EXTRACTED TEXT:
┌──

Okay. And then in terms of the 3Q data update from AAV8, how would you sort of frame what we should expect there?

Yes. I mean, I think what we should expect is our first data set ever and anyone's first data set ever on suprachoroidal and use of suprachoroidal delivery for the treatment of RGX-314. That being said, the benefit that we have is we've seen this drug in the subretinal delivery environment. We've evaluated it preclinically. We've selected the suprachoroidal approach because of certain features and factors based on safety and outcomes we saw about parallels to the subretinal outcomes. And as usual for us, we're going to bring a very transparent and large matrix of data at the right point in time to be able to update ourselves and our stakeholders and our investors about what this suprachoroidal approach can show. And that means we'll be showing safety, we'll be showing secondary outcomes like visual acuity and retinal anatomy, and certainly, monitoring these patients for eligibility and reduction of standard of care that, again, we continue to focus the clinical development of RGX-314, whether it's subretinal or suprachoroidal, Alec, on patients that have already received treatment, have been receiving treatment in many cases for at least a year, if not, many years and converting them over to gene therapy to change that short-term chronic management into a long-term solution for them.

└──

EXERCISE PROMPT: In the excerpt about RGX-314, which secondary outcomes does the speaker say will be shown in the data update? The entries come from a different source than the excerpt.

EXTRACTED MATERIAL:
┌──

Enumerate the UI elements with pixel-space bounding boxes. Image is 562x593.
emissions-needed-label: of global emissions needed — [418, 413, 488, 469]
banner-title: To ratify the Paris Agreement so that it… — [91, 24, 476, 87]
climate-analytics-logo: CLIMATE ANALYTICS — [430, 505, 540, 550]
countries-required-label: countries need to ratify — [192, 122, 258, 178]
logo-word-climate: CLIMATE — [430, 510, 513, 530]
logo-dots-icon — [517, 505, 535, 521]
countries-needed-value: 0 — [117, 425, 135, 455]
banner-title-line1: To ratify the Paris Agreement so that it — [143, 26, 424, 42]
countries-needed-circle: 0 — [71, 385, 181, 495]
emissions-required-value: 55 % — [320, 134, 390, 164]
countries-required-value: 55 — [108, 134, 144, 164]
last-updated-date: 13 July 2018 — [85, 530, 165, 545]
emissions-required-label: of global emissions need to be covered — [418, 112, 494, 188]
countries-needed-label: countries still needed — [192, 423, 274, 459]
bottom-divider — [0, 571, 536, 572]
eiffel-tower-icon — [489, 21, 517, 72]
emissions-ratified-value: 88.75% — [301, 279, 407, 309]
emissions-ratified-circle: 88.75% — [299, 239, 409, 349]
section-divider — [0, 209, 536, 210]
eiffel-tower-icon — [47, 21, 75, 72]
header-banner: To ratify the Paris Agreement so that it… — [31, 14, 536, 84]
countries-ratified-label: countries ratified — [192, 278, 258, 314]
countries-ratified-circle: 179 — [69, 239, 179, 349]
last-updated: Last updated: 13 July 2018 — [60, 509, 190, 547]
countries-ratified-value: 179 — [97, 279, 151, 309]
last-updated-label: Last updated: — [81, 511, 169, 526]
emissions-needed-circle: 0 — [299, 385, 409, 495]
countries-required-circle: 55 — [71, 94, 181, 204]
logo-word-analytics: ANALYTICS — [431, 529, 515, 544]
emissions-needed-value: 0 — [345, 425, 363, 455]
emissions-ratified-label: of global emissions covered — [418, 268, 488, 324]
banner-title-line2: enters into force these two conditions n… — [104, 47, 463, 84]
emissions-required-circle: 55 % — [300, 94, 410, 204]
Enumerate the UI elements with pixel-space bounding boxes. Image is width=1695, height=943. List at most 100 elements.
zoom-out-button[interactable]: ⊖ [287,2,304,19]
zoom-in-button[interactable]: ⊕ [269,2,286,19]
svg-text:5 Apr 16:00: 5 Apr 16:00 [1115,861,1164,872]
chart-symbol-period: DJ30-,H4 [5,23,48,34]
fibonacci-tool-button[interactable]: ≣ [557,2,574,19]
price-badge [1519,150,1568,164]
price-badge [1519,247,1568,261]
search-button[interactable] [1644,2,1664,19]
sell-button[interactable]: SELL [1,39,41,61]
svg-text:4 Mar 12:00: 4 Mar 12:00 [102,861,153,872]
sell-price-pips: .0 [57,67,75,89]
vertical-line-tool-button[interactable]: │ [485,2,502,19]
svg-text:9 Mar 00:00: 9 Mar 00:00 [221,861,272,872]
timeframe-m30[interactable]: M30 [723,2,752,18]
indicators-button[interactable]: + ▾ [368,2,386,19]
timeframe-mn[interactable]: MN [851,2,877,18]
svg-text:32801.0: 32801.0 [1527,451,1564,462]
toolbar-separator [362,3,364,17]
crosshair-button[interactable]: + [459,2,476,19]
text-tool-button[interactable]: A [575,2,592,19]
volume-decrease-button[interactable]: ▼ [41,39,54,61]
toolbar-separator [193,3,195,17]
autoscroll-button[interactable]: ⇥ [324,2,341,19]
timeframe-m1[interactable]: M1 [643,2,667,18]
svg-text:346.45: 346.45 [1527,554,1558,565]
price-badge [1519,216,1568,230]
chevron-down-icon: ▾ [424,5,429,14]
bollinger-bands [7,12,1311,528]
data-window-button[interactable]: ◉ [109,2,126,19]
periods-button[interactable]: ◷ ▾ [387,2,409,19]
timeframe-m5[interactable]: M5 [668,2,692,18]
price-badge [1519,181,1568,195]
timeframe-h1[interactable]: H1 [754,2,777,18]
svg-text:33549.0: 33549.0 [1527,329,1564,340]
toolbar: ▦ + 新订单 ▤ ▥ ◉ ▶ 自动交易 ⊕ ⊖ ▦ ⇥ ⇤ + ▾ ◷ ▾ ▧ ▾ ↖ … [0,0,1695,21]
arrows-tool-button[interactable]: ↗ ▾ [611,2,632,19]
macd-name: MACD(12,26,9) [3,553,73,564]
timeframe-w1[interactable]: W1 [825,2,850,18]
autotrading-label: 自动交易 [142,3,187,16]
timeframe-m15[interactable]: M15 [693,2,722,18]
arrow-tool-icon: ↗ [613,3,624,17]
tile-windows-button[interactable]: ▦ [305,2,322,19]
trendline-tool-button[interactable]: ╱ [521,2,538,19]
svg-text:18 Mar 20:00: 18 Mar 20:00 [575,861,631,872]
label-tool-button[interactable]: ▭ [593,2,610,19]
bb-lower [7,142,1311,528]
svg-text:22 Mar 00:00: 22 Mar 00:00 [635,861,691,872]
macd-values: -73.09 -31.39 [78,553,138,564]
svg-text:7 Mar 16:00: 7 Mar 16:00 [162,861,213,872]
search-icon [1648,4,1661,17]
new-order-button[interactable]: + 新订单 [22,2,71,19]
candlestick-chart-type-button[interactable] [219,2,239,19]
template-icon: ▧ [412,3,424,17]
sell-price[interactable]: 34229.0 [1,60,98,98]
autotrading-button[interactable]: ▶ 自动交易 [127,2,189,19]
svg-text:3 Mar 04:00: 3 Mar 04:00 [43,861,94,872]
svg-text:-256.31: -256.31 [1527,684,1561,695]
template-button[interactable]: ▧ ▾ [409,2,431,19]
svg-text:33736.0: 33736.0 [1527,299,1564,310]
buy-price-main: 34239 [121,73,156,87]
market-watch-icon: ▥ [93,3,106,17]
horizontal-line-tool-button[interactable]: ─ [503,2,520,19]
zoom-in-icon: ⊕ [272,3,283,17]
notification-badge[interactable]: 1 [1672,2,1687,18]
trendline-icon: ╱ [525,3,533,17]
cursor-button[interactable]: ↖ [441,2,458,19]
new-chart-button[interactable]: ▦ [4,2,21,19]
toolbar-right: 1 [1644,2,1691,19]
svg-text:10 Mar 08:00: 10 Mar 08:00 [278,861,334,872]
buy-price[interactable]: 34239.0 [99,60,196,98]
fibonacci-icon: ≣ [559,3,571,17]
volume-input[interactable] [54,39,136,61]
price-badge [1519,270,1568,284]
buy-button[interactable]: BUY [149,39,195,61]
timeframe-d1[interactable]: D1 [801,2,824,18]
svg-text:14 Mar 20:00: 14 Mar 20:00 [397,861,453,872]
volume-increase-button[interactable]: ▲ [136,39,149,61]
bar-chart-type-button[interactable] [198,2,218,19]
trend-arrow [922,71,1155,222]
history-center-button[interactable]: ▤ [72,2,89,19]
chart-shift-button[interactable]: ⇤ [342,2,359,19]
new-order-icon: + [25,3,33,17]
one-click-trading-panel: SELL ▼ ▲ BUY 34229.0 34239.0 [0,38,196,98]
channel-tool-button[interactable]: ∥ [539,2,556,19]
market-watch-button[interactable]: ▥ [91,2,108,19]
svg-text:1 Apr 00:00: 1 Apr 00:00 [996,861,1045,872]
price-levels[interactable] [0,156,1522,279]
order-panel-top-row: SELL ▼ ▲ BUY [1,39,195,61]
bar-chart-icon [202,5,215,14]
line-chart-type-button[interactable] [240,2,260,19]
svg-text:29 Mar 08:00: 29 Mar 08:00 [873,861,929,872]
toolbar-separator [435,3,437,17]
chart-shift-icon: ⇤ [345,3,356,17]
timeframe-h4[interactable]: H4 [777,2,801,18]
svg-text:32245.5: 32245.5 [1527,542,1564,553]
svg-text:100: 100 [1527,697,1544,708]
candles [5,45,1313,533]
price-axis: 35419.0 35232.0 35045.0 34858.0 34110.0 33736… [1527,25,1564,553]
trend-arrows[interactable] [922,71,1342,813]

└──

EXERCISE RESULT: Visual acuity and retinal anatomy.